Stored entries
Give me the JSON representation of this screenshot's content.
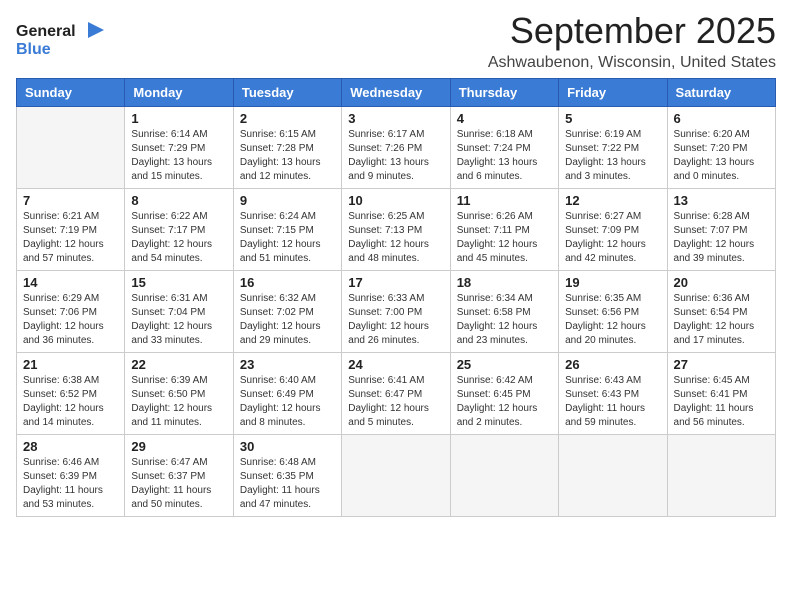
{
  "logo": {
    "line1": "General",
    "line2": "Blue"
  },
  "title": "September 2025",
  "location": "Ashwaubenon, Wisconsin, United States",
  "days_of_week": [
    "Sunday",
    "Monday",
    "Tuesday",
    "Wednesday",
    "Thursday",
    "Friday",
    "Saturday"
  ],
  "weeks": [
    [
      {
        "day": "",
        "sunrise": "",
        "sunset": "",
        "daylight": ""
      },
      {
        "day": "1",
        "sunrise": "6:14 AM",
        "sunset": "7:29 PM",
        "daylight": "13 hours and 15 minutes."
      },
      {
        "day": "2",
        "sunrise": "6:15 AM",
        "sunset": "7:28 PM",
        "daylight": "13 hours and 12 minutes."
      },
      {
        "day": "3",
        "sunrise": "6:17 AM",
        "sunset": "7:26 PM",
        "daylight": "13 hours and 9 minutes."
      },
      {
        "day": "4",
        "sunrise": "6:18 AM",
        "sunset": "7:24 PM",
        "daylight": "13 hours and 6 minutes."
      },
      {
        "day": "5",
        "sunrise": "6:19 AM",
        "sunset": "7:22 PM",
        "daylight": "13 hours and 3 minutes."
      },
      {
        "day": "6",
        "sunrise": "6:20 AM",
        "sunset": "7:20 PM",
        "daylight": "13 hours and 0 minutes."
      }
    ],
    [
      {
        "day": "7",
        "sunrise": "6:21 AM",
        "sunset": "7:19 PM",
        "daylight": "12 hours and 57 minutes."
      },
      {
        "day": "8",
        "sunrise": "6:22 AM",
        "sunset": "7:17 PM",
        "daylight": "12 hours and 54 minutes."
      },
      {
        "day": "9",
        "sunrise": "6:24 AM",
        "sunset": "7:15 PM",
        "daylight": "12 hours and 51 minutes."
      },
      {
        "day": "10",
        "sunrise": "6:25 AM",
        "sunset": "7:13 PM",
        "daylight": "12 hours and 48 minutes."
      },
      {
        "day": "11",
        "sunrise": "6:26 AM",
        "sunset": "7:11 PM",
        "daylight": "12 hours and 45 minutes."
      },
      {
        "day": "12",
        "sunrise": "6:27 AM",
        "sunset": "7:09 PM",
        "daylight": "12 hours and 42 minutes."
      },
      {
        "day": "13",
        "sunrise": "6:28 AM",
        "sunset": "7:07 PM",
        "daylight": "12 hours and 39 minutes."
      }
    ],
    [
      {
        "day": "14",
        "sunrise": "6:29 AM",
        "sunset": "7:06 PM",
        "daylight": "12 hours and 36 minutes."
      },
      {
        "day": "15",
        "sunrise": "6:31 AM",
        "sunset": "7:04 PM",
        "daylight": "12 hours and 33 minutes."
      },
      {
        "day": "16",
        "sunrise": "6:32 AM",
        "sunset": "7:02 PM",
        "daylight": "12 hours and 29 minutes."
      },
      {
        "day": "17",
        "sunrise": "6:33 AM",
        "sunset": "7:00 PM",
        "daylight": "12 hours and 26 minutes."
      },
      {
        "day": "18",
        "sunrise": "6:34 AM",
        "sunset": "6:58 PM",
        "daylight": "12 hours and 23 minutes."
      },
      {
        "day": "19",
        "sunrise": "6:35 AM",
        "sunset": "6:56 PM",
        "daylight": "12 hours and 20 minutes."
      },
      {
        "day": "20",
        "sunrise": "6:36 AM",
        "sunset": "6:54 PM",
        "daylight": "12 hours and 17 minutes."
      }
    ],
    [
      {
        "day": "21",
        "sunrise": "6:38 AM",
        "sunset": "6:52 PM",
        "daylight": "12 hours and 14 minutes."
      },
      {
        "day": "22",
        "sunrise": "6:39 AM",
        "sunset": "6:50 PM",
        "daylight": "12 hours and 11 minutes."
      },
      {
        "day": "23",
        "sunrise": "6:40 AM",
        "sunset": "6:49 PM",
        "daylight": "12 hours and 8 minutes."
      },
      {
        "day": "24",
        "sunrise": "6:41 AM",
        "sunset": "6:47 PM",
        "daylight": "12 hours and 5 minutes."
      },
      {
        "day": "25",
        "sunrise": "6:42 AM",
        "sunset": "6:45 PM",
        "daylight": "12 hours and 2 minutes."
      },
      {
        "day": "26",
        "sunrise": "6:43 AM",
        "sunset": "6:43 PM",
        "daylight": "11 hours and 59 minutes."
      },
      {
        "day": "27",
        "sunrise": "6:45 AM",
        "sunset": "6:41 PM",
        "daylight": "11 hours and 56 minutes."
      }
    ],
    [
      {
        "day": "28",
        "sunrise": "6:46 AM",
        "sunset": "6:39 PM",
        "daylight": "11 hours and 53 minutes."
      },
      {
        "day": "29",
        "sunrise": "6:47 AM",
        "sunset": "6:37 PM",
        "daylight": "11 hours and 50 minutes."
      },
      {
        "day": "30",
        "sunrise": "6:48 AM",
        "sunset": "6:35 PM",
        "daylight": "11 hours and 47 minutes."
      },
      {
        "day": "",
        "sunrise": "",
        "sunset": "",
        "daylight": ""
      },
      {
        "day": "",
        "sunrise": "",
        "sunset": "",
        "daylight": ""
      },
      {
        "day": "",
        "sunrise": "",
        "sunset": "",
        "daylight": ""
      },
      {
        "day": "",
        "sunrise": "",
        "sunset": "",
        "daylight": ""
      }
    ]
  ],
  "labels": {
    "sunrise_prefix": "Sunrise: ",
    "sunset_prefix": "Sunset: ",
    "daylight_prefix": "Daylight: "
  }
}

[The problem]: Will you set down the records word for word while leaving out every picture?

[Solution to this task]:
Give me the JSON representation of this screenshot's content.
{
  "logo": {
    "line1": "General",
    "line2": "Blue"
  },
  "title": "September 2025",
  "location": "Ashwaubenon, Wisconsin, United States",
  "days_of_week": [
    "Sunday",
    "Monday",
    "Tuesday",
    "Wednesday",
    "Thursday",
    "Friday",
    "Saturday"
  ],
  "weeks": [
    [
      {
        "day": "",
        "sunrise": "",
        "sunset": "",
        "daylight": ""
      },
      {
        "day": "1",
        "sunrise": "6:14 AM",
        "sunset": "7:29 PM",
        "daylight": "13 hours and 15 minutes."
      },
      {
        "day": "2",
        "sunrise": "6:15 AM",
        "sunset": "7:28 PM",
        "daylight": "13 hours and 12 minutes."
      },
      {
        "day": "3",
        "sunrise": "6:17 AM",
        "sunset": "7:26 PM",
        "daylight": "13 hours and 9 minutes."
      },
      {
        "day": "4",
        "sunrise": "6:18 AM",
        "sunset": "7:24 PM",
        "daylight": "13 hours and 6 minutes."
      },
      {
        "day": "5",
        "sunrise": "6:19 AM",
        "sunset": "7:22 PM",
        "daylight": "13 hours and 3 minutes."
      },
      {
        "day": "6",
        "sunrise": "6:20 AM",
        "sunset": "7:20 PM",
        "daylight": "13 hours and 0 minutes."
      }
    ],
    [
      {
        "day": "7",
        "sunrise": "6:21 AM",
        "sunset": "7:19 PM",
        "daylight": "12 hours and 57 minutes."
      },
      {
        "day": "8",
        "sunrise": "6:22 AM",
        "sunset": "7:17 PM",
        "daylight": "12 hours and 54 minutes."
      },
      {
        "day": "9",
        "sunrise": "6:24 AM",
        "sunset": "7:15 PM",
        "daylight": "12 hours and 51 minutes."
      },
      {
        "day": "10",
        "sunrise": "6:25 AM",
        "sunset": "7:13 PM",
        "daylight": "12 hours and 48 minutes."
      },
      {
        "day": "11",
        "sunrise": "6:26 AM",
        "sunset": "7:11 PM",
        "daylight": "12 hours and 45 minutes."
      },
      {
        "day": "12",
        "sunrise": "6:27 AM",
        "sunset": "7:09 PM",
        "daylight": "12 hours and 42 minutes."
      },
      {
        "day": "13",
        "sunrise": "6:28 AM",
        "sunset": "7:07 PM",
        "daylight": "12 hours and 39 minutes."
      }
    ],
    [
      {
        "day": "14",
        "sunrise": "6:29 AM",
        "sunset": "7:06 PM",
        "daylight": "12 hours and 36 minutes."
      },
      {
        "day": "15",
        "sunrise": "6:31 AM",
        "sunset": "7:04 PM",
        "daylight": "12 hours and 33 minutes."
      },
      {
        "day": "16",
        "sunrise": "6:32 AM",
        "sunset": "7:02 PM",
        "daylight": "12 hours and 29 minutes."
      },
      {
        "day": "17",
        "sunrise": "6:33 AM",
        "sunset": "7:00 PM",
        "daylight": "12 hours and 26 minutes."
      },
      {
        "day": "18",
        "sunrise": "6:34 AM",
        "sunset": "6:58 PM",
        "daylight": "12 hours and 23 minutes."
      },
      {
        "day": "19",
        "sunrise": "6:35 AM",
        "sunset": "6:56 PM",
        "daylight": "12 hours and 20 minutes."
      },
      {
        "day": "20",
        "sunrise": "6:36 AM",
        "sunset": "6:54 PM",
        "daylight": "12 hours and 17 minutes."
      }
    ],
    [
      {
        "day": "21",
        "sunrise": "6:38 AM",
        "sunset": "6:52 PM",
        "daylight": "12 hours and 14 minutes."
      },
      {
        "day": "22",
        "sunrise": "6:39 AM",
        "sunset": "6:50 PM",
        "daylight": "12 hours and 11 minutes."
      },
      {
        "day": "23",
        "sunrise": "6:40 AM",
        "sunset": "6:49 PM",
        "daylight": "12 hours and 8 minutes."
      },
      {
        "day": "24",
        "sunrise": "6:41 AM",
        "sunset": "6:47 PM",
        "daylight": "12 hours and 5 minutes."
      },
      {
        "day": "25",
        "sunrise": "6:42 AM",
        "sunset": "6:45 PM",
        "daylight": "12 hours and 2 minutes."
      },
      {
        "day": "26",
        "sunrise": "6:43 AM",
        "sunset": "6:43 PM",
        "daylight": "11 hours and 59 minutes."
      },
      {
        "day": "27",
        "sunrise": "6:45 AM",
        "sunset": "6:41 PM",
        "daylight": "11 hours and 56 minutes."
      }
    ],
    [
      {
        "day": "28",
        "sunrise": "6:46 AM",
        "sunset": "6:39 PM",
        "daylight": "11 hours and 53 minutes."
      },
      {
        "day": "29",
        "sunrise": "6:47 AM",
        "sunset": "6:37 PM",
        "daylight": "11 hours and 50 minutes."
      },
      {
        "day": "30",
        "sunrise": "6:48 AM",
        "sunset": "6:35 PM",
        "daylight": "11 hours and 47 minutes."
      },
      {
        "day": "",
        "sunrise": "",
        "sunset": "",
        "daylight": ""
      },
      {
        "day": "",
        "sunrise": "",
        "sunset": "",
        "daylight": ""
      },
      {
        "day": "",
        "sunrise": "",
        "sunset": "",
        "daylight": ""
      },
      {
        "day": "",
        "sunrise": "",
        "sunset": "",
        "daylight": ""
      }
    ]
  ],
  "labels": {
    "sunrise_prefix": "Sunrise: ",
    "sunset_prefix": "Sunset: ",
    "daylight_prefix": "Daylight: "
  }
}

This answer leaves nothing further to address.